### WHAT THIS TASK INVOLVES
Give the data below again exactly as it stands. Omit the pictures.

Extracted data entries:
■ ■ ■ ■

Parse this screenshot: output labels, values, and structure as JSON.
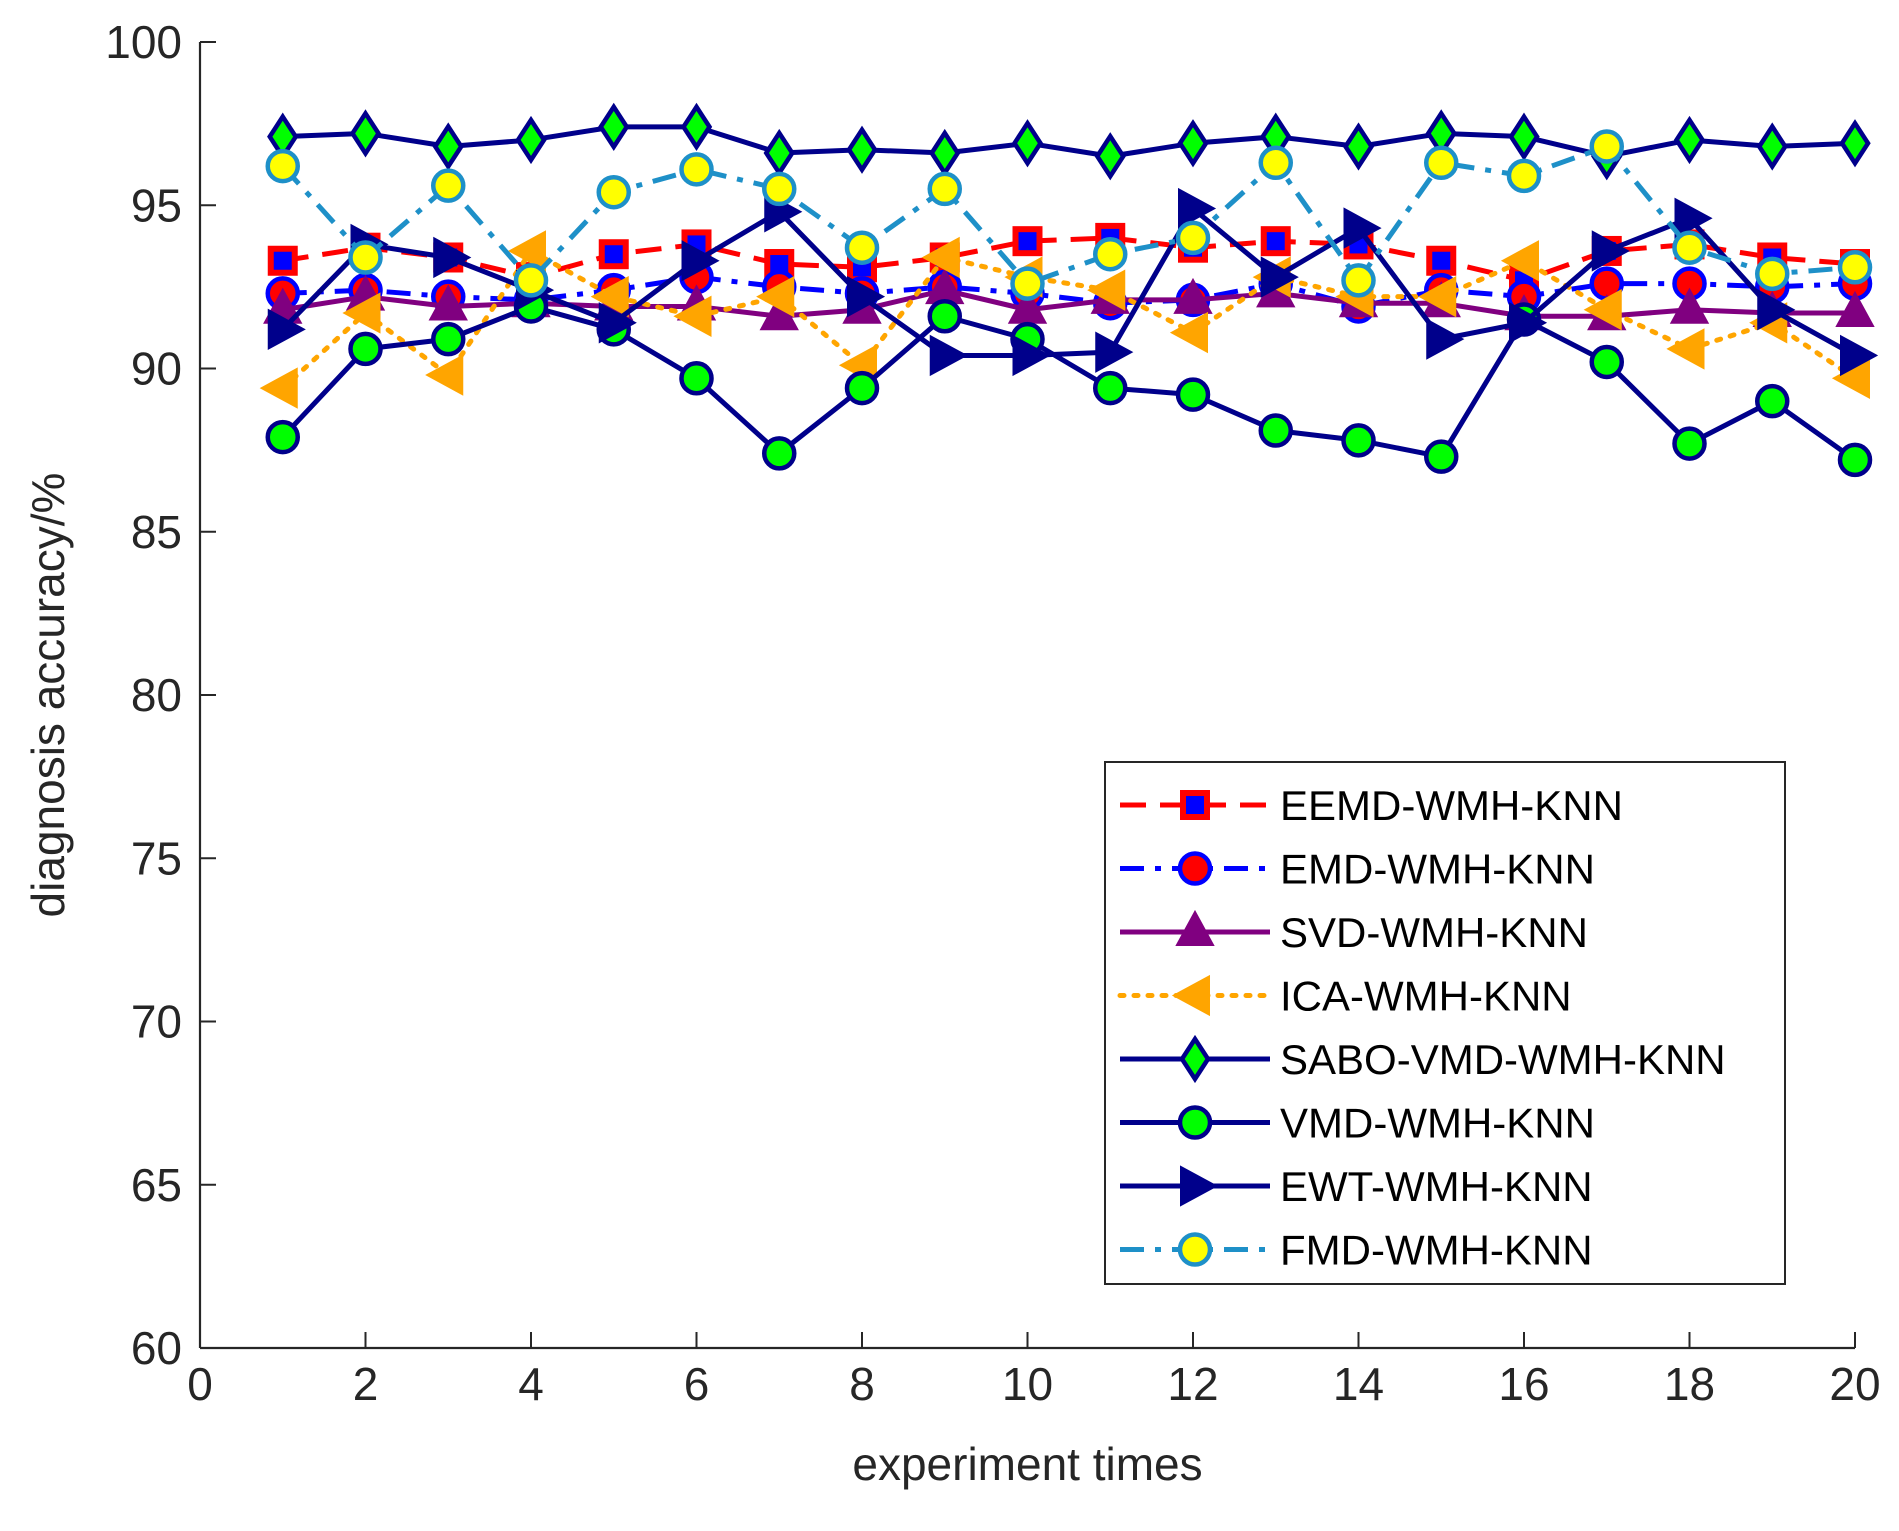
{
  "chart_data": {
    "type": "line",
    "title": "",
    "xlabel": "experiment times",
    "ylabel": "diagnosis accuracy/%",
    "xlim": [
      0,
      20
    ],
    "ylim": [
      60,
      100
    ],
    "xticks": [
      0,
      2,
      4,
      6,
      8,
      10,
      12,
      14,
      16,
      18,
      20
    ],
    "yticks": [
      60,
      65,
      70,
      75,
      80,
      85,
      90,
      95,
      100
    ],
    "legend_position": "bottom-right",
    "x": [
      1,
      2,
      3,
      4,
      5,
      6,
      7,
      8,
      9,
      10,
      11,
      12,
      13,
      14,
      15,
      16,
      17,
      18,
      19,
      20
    ],
    "series": [
      {
        "name": "EEMD-WMH-KNN",
        "line_color": "#ff0000",
        "marker_face": "#0000ff",
        "marker_edge": "#ff0000",
        "marker": "square",
        "dash": "dashed",
        "values": [
          93.3,
          93.7,
          93.4,
          92.8,
          93.5,
          93.8,
          93.2,
          93.1,
          93.4,
          93.9,
          94.0,
          93.7,
          93.9,
          93.8,
          93.3,
          92.7,
          93.6,
          93.8,
          93.4,
          93.2
        ]
      },
      {
        "name": "EMD-WMH-KNN",
        "line_color": "#0000ff",
        "marker_face": "#ff0000",
        "marker_edge": "#0000ff",
        "marker": "circle",
        "dash": "dashdot",
        "values": [
          92.3,
          92.4,
          92.2,
          92.1,
          92.4,
          92.8,
          92.5,
          92.3,
          92.5,
          92.3,
          92.0,
          92.1,
          92.6,
          91.9,
          92.4,
          92.2,
          92.6,
          92.6,
          92.5,
          92.6
        ]
      },
      {
        "name": "SVD-WMH-KNN",
        "line_color": "#800080",
        "marker_face": "#800080",
        "marker_edge": "#800080",
        "marker": "triangle-up",
        "dash": "solid",
        "values": [
          91.8,
          92.2,
          91.9,
          92.0,
          91.9,
          91.9,
          91.6,
          91.8,
          92.4,
          91.8,
          92.1,
          92.1,
          92.3,
          92.0,
          92.0,
          91.6,
          91.6,
          91.8,
          91.7,
          91.7
        ]
      },
      {
        "name": "ICA-WMH-KNN",
        "line_color": "#ffa500",
        "marker_face": "#ffa500",
        "marker_edge": "#ffa500",
        "marker": "triangle-left",
        "dash": "dotted",
        "values": [
          89.4,
          91.7,
          89.8,
          93.6,
          92.2,
          91.6,
          92.2,
          90.1,
          93.4,
          92.8,
          92.4,
          91.1,
          92.8,
          92.2,
          92.2,
          93.3,
          91.8,
          90.6,
          91.4,
          89.7
        ]
      },
      {
        "name": "SABO-VMD-WMH-KNN",
        "line_color": "#00008b",
        "marker_face": "#00ff00",
        "marker_edge": "#00008b",
        "marker": "diamond",
        "dash": "solid",
        "values": [
          97.1,
          97.2,
          96.8,
          97.0,
          97.4,
          97.4,
          96.6,
          96.7,
          96.6,
          96.9,
          96.5,
          96.9,
          97.1,
          96.8,
          97.2,
          97.1,
          96.5,
          97.0,
          96.8,
          96.9
        ]
      },
      {
        "name": "VMD-WMH-KNN",
        "line_color": "#00008b",
        "marker_face": "#00ff00",
        "marker_edge": "#00008b",
        "marker": "circle",
        "dash": "solid",
        "values": [
          87.9,
          90.6,
          90.9,
          91.9,
          91.2,
          89.7,
          87.4,
          89.4,
          91.6,
          90.9,
          89.4,
          89.2,
          88.1,
          87.8,
          87.3,
          91.5,
          90.2,
          87.7,
          89.0,
          87.2
        ]
      },
      {
        "name": "EWT-WMH-KNN",
        "line_color": "#00008b",
        "marker_face": "#00008b",
        "marker_edge": "#00008b",
        "marker": "triangle-right",
        "dash": "solid",
        "values": [
          91.2,
          93.8,
          93.4,
          92.4,
          91.4,
          93.3,
          94.8,
          92.2,
          90.4,
          90.4,
          90.5,
          94.9,
          92.8,
          94.3,
          90.9,
          91.4,
          93.6,
          94.6,
          91.8,
          90.4
        ]
      },
      {
        "name": "FMD-WMH-KNN",
        "line_color": "#1e90c8",
        "marker_face": "#ffff00",
        "marker_edge": "#1e90c8",
        "marker": "circle",
        "dash": "dashdot",
        "values": [
          96.2,
          93.4,
          95.6,
          92.7,
          95.4,
          96.1,
          95.5,
          93.7,
          95.5,
          92.6,
          93.5,
          94.0,
          96.3,
          92.7,
          96.3,
          95.9,
          96.8,
          93.7,
          92.9,
          93.1
        ]
      }
    ]
  }
}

■ ■ ■ ■

### SOLUTION FOR THIS EXERCISE
Parse this screenshot: output labels, values, and structure as JSON.
{
  "chart_data": {
    "type": "line",
    "title": "",
    "xlabel": "experiment times",
    "ylabel": "diagnosis accuracy/%",
    "xlim": [
      0,
      20
    ],
    "ylim": [
      60,
      100
    ],
    "xticks": [
      0,
      2,
      4,
      6,
      8,
      10,
      12,
      14,
      16,
      18,
      20
    ],
    "yticks": [
      60,
      65,
      70,
      75,
      80,
      85,
      90,
      95,
      100
    ],
    "legend_position": "bottom-right",
    "x": [
      1,
      2,
      3,
      4,
      5,
      6,
      7,
      8,
      9,
      10,
      11,
      12,
      13,
      14,
      15,
      16,
      17,
      18,
      19,
      20
    ],
    "series": [
      {
        "name": "EEMD-WMH-KNN",
        "line_color": "#ff0000",
        "marker_face": "#0000ff",
        "marker_edge": "#ff0000",
        "marker": "square",
        "dash": "dashed",
        "values": [
          93.3,
          93.7,
          93.4,
          92.8,
          93.5,
          93.8,
          93.2,
          93.1,
          93.4,
          93.9,
          94.0,
          93.7,
          93.9,
          93.8,
          93.3,
          92.7,
          93.6,
          93.8,
          93.4,
          93.2
        ]
      },
      {
        "name": "EMD-WMH-KNN",
        "line_color": "#0000ff",
        "marker_face": "#ff0000",
        "marker_edge": "#0000ff",
        "marker": "circle",
        "dash": "dashdot",
        "values": [
          92.3,
          92.4,
          92.2,
          92.1,
          92.4,
          92.8,
          92.5,
          92.3,
          92.5,
          92.3,
          92.0,
          92.1,
          92.6,
          91.9,
          92.4,
          92.2,
          92.6,
          92.6,
          92.5,
          92.6
        ]
      },
      {
        "name": "SVD-WMH-KNN",
        "line_color": "#800080",
        "marker_face": "#800080",
        "marker_edge": "#800080",
        "marker": "triangle-up",
        "dash": "solid",
        "values": [
          91.8,
          92.2,
          91.9,
          92.0,
          91.9,
          91.9,
          91.6,
          91.8,
          92.4,
          91.8,
          92.1,
          92.1,
          92.3,
          92.0,
          92.0,
          91.6,
          91.6,
          91.8,
          91.7,
          91.7
        ]
      },
      {
        "name": "ICA-WMH-KNN",
        "line_color": "#ffa500",
        "marker_face": "#ffa500",
        "marker_edge": "#ffa500",
        "marker": "triangle-left",
        "dash": "dotted",
        "values": [
          89.4,
          91.7,
          89.8,
          93.6,
          92.2,
          91.6,
          92.2,
          90.1,
          93.4,
          92.8,
          92.4,
          91.1,
          92.8,
          92.2,
          92.2,
          93.3,
          91.8,
          90.6,
          91.4,
          89.7
        ]
      },
      {
        "name": "SABO-VMD-WMH-KNN",
        "line_color": "#00008b",
        "marker_face": "#00ff00",
        "marker_edge": "#00008b",
        "marker": "diamond",
        "dash": "solid",
        "values": [
          97.1,
          97.2,
          96.8,
          97.0,
          97.4,
          97.4,
          96.6,
          96.7,
          96.6,
          96.9,
          96.5,
          96.9,
          97.1,
          96.8,
          97.2,
          97.1,
          96.5,
          97.0,
          96.8,
          96.9
        ]
      },
      {
        "name": "VMD-WMH-KNN",
        "line_color": "#00008b",
        "marker_face": "#00ff00",
        "marker_edge": "#00008b",
        "marker": "circle",
        "dash": "solid",
        "values": [
          87.9,
          90.6,
          90.9,
          91.9,
          91.2,
          89.7,
          87.4,
          89.4,
          91.6,
          90.9,
          89.4,
          89.2,
          88.1,
          87.8,
          87.3,
          91.5,
          90.2,
          87.7,
          89.0,
          87.2
        ]
      },
      {
        "name": "EWT-WMH-KNN",
        "line_color": "#00008b",
        "marker_face": "#00008b",
        "marker_edge": "#00008b",
        "marker": "triangle-right",
        "dash": "solid",
        "values": [
          91.2,
          93.8,
          93.4,
          92.4,
          91.4,
          93.3,
          94.8,
          92.2,
          90.4,
          90.4,
          90.5,
          94.9,
          92.8,
          94.3,
          90.9,
          91.4,
          93.6,
          94.6,
          91.8,
          90.4
        ]
      },
      {
        "name": "FMD-WMH-KNN",
        "line_color": "#1e90c8",
        "marker_face": "#ffff00",
        "marker_edge": "#1e90c8",
        "marker": "circle",
        "dash": "dashdot",
        "values": [
          96.2,
          93.4,
          95.6,
          92.7,
          95.4,
          96.1,
          95.5,
          93.7,
          95.5,
          92.6,
          93.5,
          94.0,
          96.3,
          92.7,
          96.3,
          95.9,
          96.8,
          93.7,
          92.9,
          93.1
        ]
      }
    ]
  }
}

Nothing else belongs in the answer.